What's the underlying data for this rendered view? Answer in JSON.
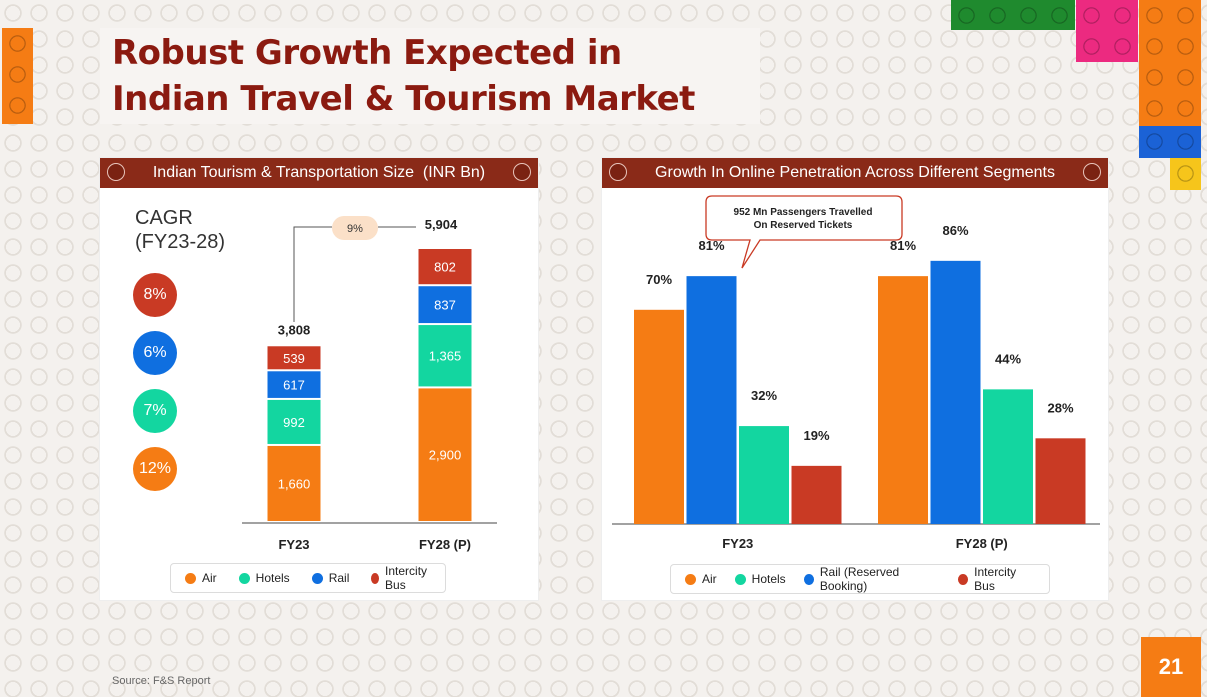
{
  "title_line1": "Robust Growth Expected in",
  "title_line2": "Indian Travel & Tourism Market",
  "colors": {
    "air": "#f57c14",
    "hotels": "#13d6a0",
    "rail": "#0f6fe0",
    "bus": "#c93a24",
    "header": "#8a2a18",
    "title": "#8b1a10"
  },
  "left_panel": {
    "header": "Indian Tourism & Transportation Size  (INR Bn)",
    "cagr_label_line1": "CAGR",
    "cagr_label_line2": "(FY23-28)",
    "cagr_values": [
      {
        "series": "Intercity Bus",
        "value": "8%"
      },
      {
        "series": "Rail",
        "value": "6%"
      },
      {
        "series": "Hotels",
        "value": "7%"
      },
      {
        "series": "Air",
        "value": "12%"
      }
    ],
    "growth_badge": "9%",
    "legend": [
      "Air",
      "Hotels",
      "Rail",
      "Intercity Bus"
    ]
  },
  "right_panel": {
    "header": "Growth In Online Penetration Across Different Segments",
    "callout_line1": "952 Mn Passengers Travelled",
    "callout_line2": "On Reserved Tickets",
    "legend": [
      "Air",
      "Hotels",
      "Rail (Reserved Booking)",
      "Intercity Bus"
    ]
  },
  "chart_data": [
    {
      "type": "bar",
      "stacked": true,
      "title": "Indian Tourism & Transportation Size  (INR Bn)",
      "categories": [
        "FY23",
        "FY28 (P)"
      ],
      "totals": [
        3808,
        5904
      ],
      "total_labels": [
        "3,808",
        "5,904"
      ],
      "series": [
        {
          "name": "Air",
          "values": [
            1660,
            2900
          ],
          "labels": [
            "1,660",
            "2,900"
          ]
        },
        {
          "name": "Hotels",
          "values": [
            992,
            1365
          ],
          "labels": [
            "992",
            "1,365"
          ]
        },
        {
          "name": "Rail",
          "values": [
            617,
            837
          ],
          "labels": [
            "617",
            "837"
          ]
        },
        {
          "name": "Intercity Bus",
          "values": [
            539,
            802
          ],
          "labels": [
            "539",
            "802"
          ]
        }
      ],
      "ylim": [
        0,
        5904
      ]
    },
    {
      "type": "bar",
      "title": "Growth In Online Penetration Across Different Segments",
      "categories": [
        "FY23",
        "FY28 (P)"
      ],
      "series": [
        {
          "name": "Air",
          "values": [
            70,
            81
          ],
          "labels": [
            "70%",
            "81%"
          ]
        },
        {
          "name": "Rail (Reserved Booking)",
          "values": [
            81,
            86
          ],
          "labels": [
            "81%",
            "86%"
          ]
        },
        {
          "name": "Hotels",
          "values": [
            32,
            44
          ],
          "labels": [
            "32%",
            "44%"
          ]
        },
        {
          "name": "Intercity Bus",
          "values": [
            19,
            28
          ],
          "labels": [
            "19%",
            "28%"
          ]
        }
      ],
      "ylim": [
        0,
        100
      ]
    }
  ],
  "source": "Source: F&S Report",
  "page_number": "21"
}
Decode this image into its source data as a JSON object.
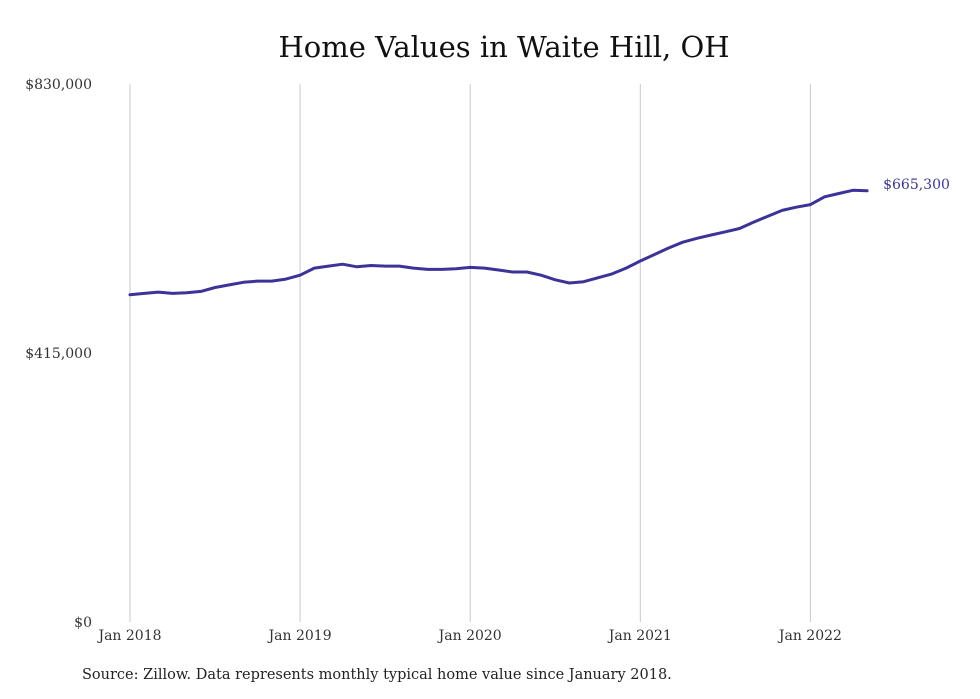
{
  "chart_data": {
    "type": "line",
    "title": "Home Values in Waite Hill, OH",
    "xlabel": "",
    "ylabel": "",
    "ylim": [
      0,
      830000
    ],
    "y_ticks": [
      {
        "value": 0,
        "label": "$0"
      },
      {
        "value": 415000,
        "label": "$415,000"
      },
      {
        "value": 830000,
        "label": "$830,000"
      }
    ],
    "x_ticks": [
      {
        "month_index": 0,
        "label": "Jan 2018"
      },
      {
        "month_index": 12,
        "label": "Jan 2019"
      },
      {
        "month_index": 24,
        "label": "Jan 2020"
      },
      {
        "month_index": 36,
        "label": "Jan 2021"
      },
      {
        "month_index": 48,
        "label": "Jan 2022"
      }
    ],
    "grid": {
      "vertical": true,
      "horizontal": false
    },
    "line_color": "#3c3399",
    "end_label": "$665,300",
    "series": [
      {
        "name": "",
        "x": [
          "2018-01",
          "2018-02",
          "2018-03",
          "2018-04",
          "2018-05",
          "2018-06",
          "2018-07",
          "2018-08",
          "2018-09",
          "2018-10",
          "2018-11",
          "2018-12",
          "2019-01",
          "2019-02",
          "2019-03",
          "2019-04",
          "2019-05",
          "2019-06",
          "2019-07",
          "2019-08",
          "2019-09",
          "2019-10",
          "2019-11",
          "2019-12",
          "2020-01",
          "2020-02",
          "2020-03",
          "2020-04",
          "2020-05",
          "2020-06",
          "2020-07",
          "2020-08",
          "2020-09",
          "2020-10",
          "2020-11",
          "2020-12",
          "2021-01",
          "2021-02",
          "2021-03",
          "2021-04",
          "2021-05",
          "2021-06",
          "2021-07",
          "2021-08",
          "2021-09",
          "2021-10",
          "2021-11",
          "2021-12",
          "2022-01",
          "2022-02",
          "2022-03",
          "2022-04",
          "2022-05"
        ],
        "values": [
          505000,
          507000,
          509000,
          507000,
          508000,
          510000,
          516000,
          520000,
          524000,
          526000,
          526000,
          529000,
          535000,
          546000,
          549000,
          552000,
          548000,
          550000,
          549000,
          549000,
          546000,
          544000,
          544000,
          545000,
          547000,
          546000,
          543000,
          540000,
          540000,
          535000,
          528000,
          523000,
          525000,
          531000,
          537000,
          546000,
          557000,
          567000,
          577000,
          586000,
          592000,
          597000,
          602000,
          607000,
          617000,
          626000,
          635000,
          640000,
          644000,
          656000,
          661000,
          666000,
          665300
        ]
      }
    ]
  },
  "footer": {
    "source": "Source: Zillow. Data represents monthly typical home value since January 2018."
  }
}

# [WORK REQUIRED]
Print the listing above in full, exactly as written. Omit any pictures.

# [REPLY]
What's the underlying data for this rendered view? Answer in JSON.
{
  "title_line1": "Robust Growth Expected in",
  "title_line2": "Indian Travel & Tourism Market",
  "colors": {
    "air": "#f57c14",
    "hotels": "#13d6a0",
    "rail": "#0f6fe0",
    "bus": "#c93a24",
    "header": "#8a2a18",
    "title": "#8b1a10"
  },
  "left_panel": {
    "header": "Indian Tourism & Transportation Size  (INR Bn)",
    "cagr_label_line1": "CAGR",
    "cagr_label_line2": "(FY23-28)",
    "cagr_values": [
      {
        "series": "Intercity Bus",
        "value": "8%"
      },
      {
        "series": "Rail",
        "value": "6%"
      },
      {
        "series": "Hotels",
        "value": "7%"
      },
      {
        "series": "Air",
        "value": "12%"
      }
    ],
    "growth_badge": "9%",
    "legend": [
      "Air",
      "Hotels",
      "Rail",
      "Intercity Bus"
    ]
  },
  "right_panel": {
    "header": "Growth In Online Penetration Across Different Segments",
    "callout_line1": "952 Mn Passengers Travelled",
    "callout_line2": "On Reserved Tickets",
    "legend": [
      "Air",
      "Hotels",
      "Rail (Reserved Booking)",
      "Intercity Bus"
    ]
  },
  "chart_data": [
    {
      "type": "bar",
      "stacked": true,
      "title": "Indian Tourism & Transportation Size  (INR Bn)",
      "categories": [
        "FY23",
        "FY28 (P)"
      ],
      "totals": [
        3808,
        5904
      ],
      "total_labels": [
        "3,808",
        "5,904"
      ],
      "series": [
        {
          "name": "Air",
          "values": [
            1660,
            2900
          ],
          "labels": [
            "1,660",
            "2,900"
          ]
        },
        {
          "name": "Hotels",
          "values": [
            992,
            1365
          ],
          "labels": [
            "992",
            "1,365"
          ]
        },
        {
          "name": "Rail",
          "values": [
            617,
            837
          ],
          "labels": [
            "617",
            "837"
          ]
        },
        {
          "name": "Intercity Bus",
          "values": [
            539,
            802
          ],
          "labels": [
            "539",
            "802"
          ]
        }
      ],
      "ylim": [
        0,
        5904
      ]
    },
    {
      "type": "bar",
      "title": "Growth In Online Penetration Across Different Segments",
      "categories": [
        "FY23",
        "FY28 (P)"
      ],
      "series": [
        {
          "name": "Air",
          "values": [
            70,
            81
          ],
          "labels": [
            "70%",
            "81%"
          ]
        },
        {
          "name": "Rail (Reserved Booking)",
          "values": [
            81,
            86
          ],
          "labels": [
            "81%",
            "86%"
          ]
        },
        {
          "name": "Hotels",
          "values": [
            32,
            44
          ],
          "labels": [
            "32%",
            "44%"
          ]
        },
        {
          "name": "Intercity Bus",
          "values": [
            19,
            28
          ],
          "labels": [
            "19%",
            "28%"
          ]
        }
      ],
      "ylim": [
        0,
        100
      ]
    }
  ],
  "source": "Source: F&S Report",
  "page_number": "21"
}
Decode this image into its source data as a JSON object.
{
  "chart_data": {
    "type": "line",
    "title": "Home Values in Waite Hill, OH",
    "xlabel": "",
    "ylabel": "",
    "ylim": [
      0,
      830000
    ],
    "y_ticks": [
      {
        "value": 0,
        "label": "$0"
      },
      {
        "value": 415000,
        "label": "$415,000"
      },
      {
        "value": 830000,
        "label": "$830,000"
      }
    ],
    "x_ticks": [
      {
        "month_index": 0,
        "label": "Jan 2018"
      },
      {
        "month_index": 12,
        "label": "Jan 2019"
      },
      {
        "month_index": 24,
        "label": "Jan 2020"
      },
      {
        "month_index": 36,
        "label": "Jan 2021"
      },
      {
        "month_index": 48,
        "label": "Jan 2022"
      }
    ],
    "grid": {
      "vertical": true,
      "horizontal": false
    },
    "line_color": "#3c3399",
    "end_label": "$665,300",
    "series": [
      {
        "name": "",
        "x": [
          "2018-01",
          "2018-02",
          "2018-03",
          "2018-04",
          "2018-05",
          "2018-06",
          "2018-07",
          "2018-08",
          "2018-09",
          "2018-10",
          "2018-11",
          "2018-12",
          "2019-01",
          "2019-02",
          "2019-03",
          "2019-04",
          "2019-05",
          "2019-06",
          "2019-07",
          "2019-08",
          "2019-09",
          "2019-10",
          "2019-11",
          "2019-12",
          "2020-01",
          "2020-02",
          "2020-03",
          "2020-04",
          "2020-05",
          "2020-06",
          "2020-07",
          "2020-08",
          "2020-09",
          "2020-10",
          "2020-11",
          "2020-12",
          "2021-01",
          "2021-02",
          "2021-03",
          "2021-04",
          "2021-05",
          "2021-06",
          "2021-07",
          "2021-08",
          "2021-09",
          "2021-10",
          "2021-11",
          "2021-12",
          "2022-01",
          "2022-02",
          "2022-03",
          "2022-04",
          "2022-05"
        ],
        "values": [
          505000,
          507000,
          509000,
          507000,
          508000,
          510000,
          516000,
          520000,
          524000,
          526000,
          526000,
          529000,
          535000,
          546000,
          549000,
          552000,
          548000,
          550000,
          549000,
          549000,
          546000,
          544000,
          544000,
          545000,
          547000,
          546000,
          543000,
          540000,
          540000,
          535000,
          528000,
          523000,
          525000,
          531000,
          537000,
          546000,
          557000,
          567000,
          577000,
          586000,
          592000,
          597000,
          602000,
          607000,
          617000,
          626000,
          635000,
          640000,
          644000,
          656000,
          661000,
          666000,
          665300
        ]
      }
    ]
  },
  "footer": {
    "source": "Source: Zillow. Data represents monthly typical home value since January 2018."
  }
}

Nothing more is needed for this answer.